#### [Written problem]
Write out the whole listing again, exactly as given.

Raw records:
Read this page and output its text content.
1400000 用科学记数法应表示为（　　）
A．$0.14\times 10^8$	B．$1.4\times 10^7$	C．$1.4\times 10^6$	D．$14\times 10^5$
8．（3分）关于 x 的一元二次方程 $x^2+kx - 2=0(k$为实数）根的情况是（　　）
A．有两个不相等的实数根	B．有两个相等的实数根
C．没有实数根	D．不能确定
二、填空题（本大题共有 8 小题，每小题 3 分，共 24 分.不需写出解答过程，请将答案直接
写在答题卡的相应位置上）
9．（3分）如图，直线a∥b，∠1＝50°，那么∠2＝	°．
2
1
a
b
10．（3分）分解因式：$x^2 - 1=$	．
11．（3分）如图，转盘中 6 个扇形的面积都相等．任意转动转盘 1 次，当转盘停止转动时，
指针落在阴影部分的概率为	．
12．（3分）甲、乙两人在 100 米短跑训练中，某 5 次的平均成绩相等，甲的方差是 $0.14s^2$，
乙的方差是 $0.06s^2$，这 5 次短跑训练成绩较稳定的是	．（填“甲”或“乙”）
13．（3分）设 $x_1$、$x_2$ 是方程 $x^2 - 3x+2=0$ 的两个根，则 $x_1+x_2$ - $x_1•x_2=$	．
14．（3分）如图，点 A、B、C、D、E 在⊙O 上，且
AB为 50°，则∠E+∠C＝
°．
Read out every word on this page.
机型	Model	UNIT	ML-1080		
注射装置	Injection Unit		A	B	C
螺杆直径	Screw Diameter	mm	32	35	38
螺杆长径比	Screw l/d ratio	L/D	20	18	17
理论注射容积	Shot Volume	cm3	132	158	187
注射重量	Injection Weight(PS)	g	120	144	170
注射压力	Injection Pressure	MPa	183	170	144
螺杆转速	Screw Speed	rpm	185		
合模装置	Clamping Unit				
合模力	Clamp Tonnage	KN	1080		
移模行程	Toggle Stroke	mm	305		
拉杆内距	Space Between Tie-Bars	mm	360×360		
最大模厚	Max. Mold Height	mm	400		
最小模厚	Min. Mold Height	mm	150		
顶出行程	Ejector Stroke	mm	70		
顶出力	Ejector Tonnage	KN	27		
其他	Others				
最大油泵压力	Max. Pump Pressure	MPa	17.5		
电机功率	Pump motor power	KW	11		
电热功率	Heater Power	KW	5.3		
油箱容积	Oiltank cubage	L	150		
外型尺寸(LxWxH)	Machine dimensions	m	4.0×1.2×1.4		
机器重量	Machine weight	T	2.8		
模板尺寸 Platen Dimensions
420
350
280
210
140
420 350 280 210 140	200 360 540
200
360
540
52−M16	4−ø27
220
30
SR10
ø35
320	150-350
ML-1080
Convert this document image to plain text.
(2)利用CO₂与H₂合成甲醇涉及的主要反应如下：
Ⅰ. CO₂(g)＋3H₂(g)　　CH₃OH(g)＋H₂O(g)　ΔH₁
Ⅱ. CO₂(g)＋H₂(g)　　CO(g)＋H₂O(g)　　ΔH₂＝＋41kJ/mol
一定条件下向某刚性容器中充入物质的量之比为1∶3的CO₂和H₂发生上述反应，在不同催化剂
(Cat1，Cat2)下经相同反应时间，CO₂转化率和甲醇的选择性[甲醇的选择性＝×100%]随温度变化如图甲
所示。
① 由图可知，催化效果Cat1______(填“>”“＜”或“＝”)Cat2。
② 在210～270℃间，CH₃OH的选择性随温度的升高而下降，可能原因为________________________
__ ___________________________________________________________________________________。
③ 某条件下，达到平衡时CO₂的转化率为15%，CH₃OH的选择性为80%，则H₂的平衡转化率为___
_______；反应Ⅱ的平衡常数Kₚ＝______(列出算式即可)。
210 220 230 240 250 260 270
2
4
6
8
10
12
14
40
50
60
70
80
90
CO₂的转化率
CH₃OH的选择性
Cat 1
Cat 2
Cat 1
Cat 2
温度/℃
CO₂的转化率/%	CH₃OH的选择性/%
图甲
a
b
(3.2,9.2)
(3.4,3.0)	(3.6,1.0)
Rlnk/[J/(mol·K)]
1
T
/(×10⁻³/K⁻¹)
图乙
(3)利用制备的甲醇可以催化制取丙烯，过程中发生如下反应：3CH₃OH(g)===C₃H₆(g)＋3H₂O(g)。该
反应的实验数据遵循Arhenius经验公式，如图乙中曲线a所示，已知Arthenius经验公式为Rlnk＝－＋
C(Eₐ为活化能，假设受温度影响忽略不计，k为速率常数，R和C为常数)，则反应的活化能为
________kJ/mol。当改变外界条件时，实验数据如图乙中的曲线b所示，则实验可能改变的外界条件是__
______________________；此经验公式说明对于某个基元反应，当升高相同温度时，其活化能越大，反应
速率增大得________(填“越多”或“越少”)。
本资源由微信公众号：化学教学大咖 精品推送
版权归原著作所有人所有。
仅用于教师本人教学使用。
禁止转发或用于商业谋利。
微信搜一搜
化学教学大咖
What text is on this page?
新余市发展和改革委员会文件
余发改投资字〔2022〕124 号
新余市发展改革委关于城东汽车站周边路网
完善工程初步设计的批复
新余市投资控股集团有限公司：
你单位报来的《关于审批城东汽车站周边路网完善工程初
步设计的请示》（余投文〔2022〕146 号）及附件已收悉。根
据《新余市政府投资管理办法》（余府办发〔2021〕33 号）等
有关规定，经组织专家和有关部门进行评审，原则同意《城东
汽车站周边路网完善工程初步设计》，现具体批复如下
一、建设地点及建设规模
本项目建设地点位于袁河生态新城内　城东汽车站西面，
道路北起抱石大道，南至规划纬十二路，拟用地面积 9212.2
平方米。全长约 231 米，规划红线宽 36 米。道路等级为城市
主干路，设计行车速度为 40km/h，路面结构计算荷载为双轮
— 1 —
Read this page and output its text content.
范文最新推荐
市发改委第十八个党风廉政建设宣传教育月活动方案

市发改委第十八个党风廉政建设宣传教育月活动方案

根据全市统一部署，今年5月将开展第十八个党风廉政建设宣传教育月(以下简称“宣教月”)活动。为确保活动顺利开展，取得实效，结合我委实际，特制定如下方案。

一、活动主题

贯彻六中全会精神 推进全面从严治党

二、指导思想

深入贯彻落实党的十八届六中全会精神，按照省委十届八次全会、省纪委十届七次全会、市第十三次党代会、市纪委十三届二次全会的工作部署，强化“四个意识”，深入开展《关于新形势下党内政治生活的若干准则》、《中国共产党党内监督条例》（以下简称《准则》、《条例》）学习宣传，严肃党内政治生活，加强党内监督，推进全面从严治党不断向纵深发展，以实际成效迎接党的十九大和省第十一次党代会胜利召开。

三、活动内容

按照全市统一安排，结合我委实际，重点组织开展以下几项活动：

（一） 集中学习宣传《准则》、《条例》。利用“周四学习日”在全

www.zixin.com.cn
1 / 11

#### [Response to the task]
Read this page and output its text content.
1400000 用科学记数法应表示为（　　）
A．$0.14\times 10^8$	B．$1.4\times 10^7$	C．$1.4\times 10^6$	D．$14\times 10^5$
8．（3分）关于 x 的一元二次方程 $x^2+kx - 2=0(k$为实数）根的情况是（　　）
A．有两个不相等的实数根	B．有两个相等的实数根
C．没有实数根	D．不能确定
二、填空题（本大题共有 8 小题，每小题 3 分，共 24 分.不需写出解答过程，请将答案直接
写在答题卡的相应位置上）
9．（3分）如图，直线a∥b，∠1＝50°，那么∠2＝	°．
2
1
a
b
10．（3分）分解因式：$x^2 - 1=$	．
11．（3分）如图，转盘中 6 个扇形的面积都相等．任意转动转盘 1 次，当转盘停止转动时，
指针落在阴影部分的概率为	．
12．（3分）甲、乙两人在 100 米短跑训练中，某 5 次的平均成绩相等，甲的方差是 $0.14s^2$，
乙的方差是 $0.06s^2$，这 5 次短跑训练成绩较稳定的是	．（填“甲”或“乙”）
13．（3分）设 $x_1$、$x_2$ 是方程 $x^2 - 3x+2=0$ 的两个根，则 $x_1+x_2$ - $x_1•x_2=$	．
14．（3分）如图，点 A、B、C、D、E 在⊙O 上，且
AB为 50°，则∠E+∠C＝
°．
Read out every word on this page.
机型	Model	UNIT	ML-1080		
注射装置	Injection Unit		A	B	C
螺杆直径	Screw Diameter	mm	32	35	38
螺杆长径比	Screw l/d ratio	L/D	20	18	17
理论注射容积	Shot Volume	cm3	132	158	187
注射重量	Injection Weight(PS)	g	120	144	170
注射压力	Injection Pressure	MPa	183	170	144
螺杆转速	Screw Speed	rpm	185		
合模装置	Clamping Unit				
合模力	Clamp Tonnage	KN	1080		
移模行程	Toggle Stroke	mm	305		
拉杆内距	Space Between Tie-Bars	mm	360×360		
最大模厚	Max. Mold Height	mm	400		
最小模厚	Min. Mold Height	mm	150		
顶出行程	Ejector Stroke	mm	70		
顶出力	Ejector Tonnage	KN	27		
其他	Others				
最大油泵压力	Max. Pump Pressure	MPa	17.5		
电机功率	Pump motor power	KW	11		
电热功率	Heater Power	KW	5.3		
油箱容积	Oiltank cubage	L	150		
外型尺寸(LxWxH)	Machine dimensions	m	4.0×1.2×1.4		
机器重量	Machine weight	T	2.8		
模板尺寸 Platen Dimensions
420
350
280
210
140
420 350 280 210 140	200 360 540
200
360
540
52−M16	4−ø27
220
30
SR10
ø35
320	150-350
ML-1080
Convert this document image to plain text.
(2)利用CO₂与H₂合成甲醇涉及的主要反应如下：
Ⅰ. CO₂(g)＋3H₂(g)　　CH₃OH(g)＋H₂O(g)　ΔH₁
Ⅱ. CO₂(g)＋H₂(g)　　CO(g)＋H₂O(g)　　ΔH₂＝＋41kJ/mol
一定条件下向某刚性容器中充入物质的量之比为1∶3的CO₂和H₂发生上述反应，在不同催化剂
(Cat1，Cat2)下经相同反应时间，CO₂转化率和甲醇的选择性[甲醇的选择性＝×100%]随温度变化如图甲
所示。
① 由图可知，催化效果Cat1______(填“>”“＜”或“＝”)Cat2。
② 在210～270℃间，CH₃OH的选择性随温度的升高而下降，可能原因为________________________
__ ___________________________________________________________________________________。
③ 某条件下，达到平衡时CO₂的转化率为15%，CH₃OH的选择性为80%，则H₂的平衡转化率为___
_______；反应Ⅱ的平衡常数Kₚ＝______(列出算式即可)。
210 220 230 240 250 260 270
2
4
6
8
10
12
14
40
50
60
70
80
90
CO₂的转化率
CH₃OH的选择性
Cat 1
Cat 2
Cat 1
Cat 2
温度/℃
CO₂的转化率/%	CH₃OH的选择性/%
图甲
a
b
(3.2,9.2)
(3.4,3.0)	(3.6,1.0)
Rlnk/[J/(mol·K)]
1
T
/(×10⁻³/K⁻¹)
图乙
(3)利用制备的甲醇可以催化制取丙烯，过程中发生如下反应：3CH₃OH(g)===C₃H₆(g)＋3H₂O(g)。该
反应的实验数据遵循Arhenius经验公式，如图乙中曲线a所示，已知Arthenius经验公式为Rlnk＝－＋
C(Eₐ为活化能，假设受温度影响忽略不计，k为速率常数，R和C为常数)，则反应的活化能为
________kJ/mol。当改变外界条件时，实验数据如图乙中的曲线b所示，则实验可能改变的外界条件是__
______________________；此经验公式说明对于某个基元反应，当升高相同温度时，其活化能越大，反应
速率增大得________(填“越多”或“越少”)。
本资源由微信公众号：化学教学大咖 精品推送
版权归原著作所有人所有。
仅用于教师本人教学使用。
禁止转发或用于商业谋利。
微信搜一搜
化学教学大咖
What text is on this page?
新余市发展和改革委员会文件
余发改投资字〔2022〕124 号
新余市发展改革委关于城东汽车站周边路网
完善工程初步设计的批复
新余市投资控股集团有限公司：
你单位报来的《关于审批城东汽车站周边路网完善工程初
步设计的请示》（余投文〔2022〕146 号）及附件已收悉。根
据《新余市政府投资管理办法》（余府办发〔2021〕33 号）等
有关规定，经组织专家和有关部门进行评审，原则同意《城东
汽车站周边路网完善工程初步设计》，现具体批复如下
一、建设地点及建设规模
本项目建设地点位于袁河生态新城内　城东汽车站西面，
道路北起抱石大道，南至规划纬十二路，拟用地面积 9212.2
平方米。全长约 231 米，规划红线宽 36 米。道路等级为城市
主干路，设计行车速度为 40km/h，路面结构计算荷载为双轮
— 1 —
Read this page and output its text content.
范文最新推荐
市发改委第十八个党风廉政建设宣传教育月活动方案

市发改委第十八个党风廉政建设宣传教育月活动方案

根据全市统一部署，今年5月将开展第十八个党风廉政建设宣传教育月(以下简称“宣教月”)活动。为确保活动顺利开展，取得实效，结合我委实际，特制定如下方案。

一、活动主题

贯彻六中全会精神 推进全面从严治党

二、指导思想

深入贯彻落实党的十八届六中全会精神，按照省委十届八次全会、省纪委十届七次全会、市第十三次党代会、市纪委十三届二次全会的工作部署，强化“四个意识”，深入开展《关于新形势下党内政治生活的若干准则》、《中国共产党党内监督条例》（以下简称《准则》、《条例》）学习宣传，严肃党内政治生活，加强党内监督，推进全面从严治党不断向纵深发展，以实际成效迎接党的十九大和省第十一次党代会胜利召开。

三、活动内容

按照全市统一安排，结合我委实际，重点组织开展以下几项活动：

（一） 集中学习宣传《准则》、《条例》。利用“周四学习日”在全

www.zixin.com.cn
1 / 11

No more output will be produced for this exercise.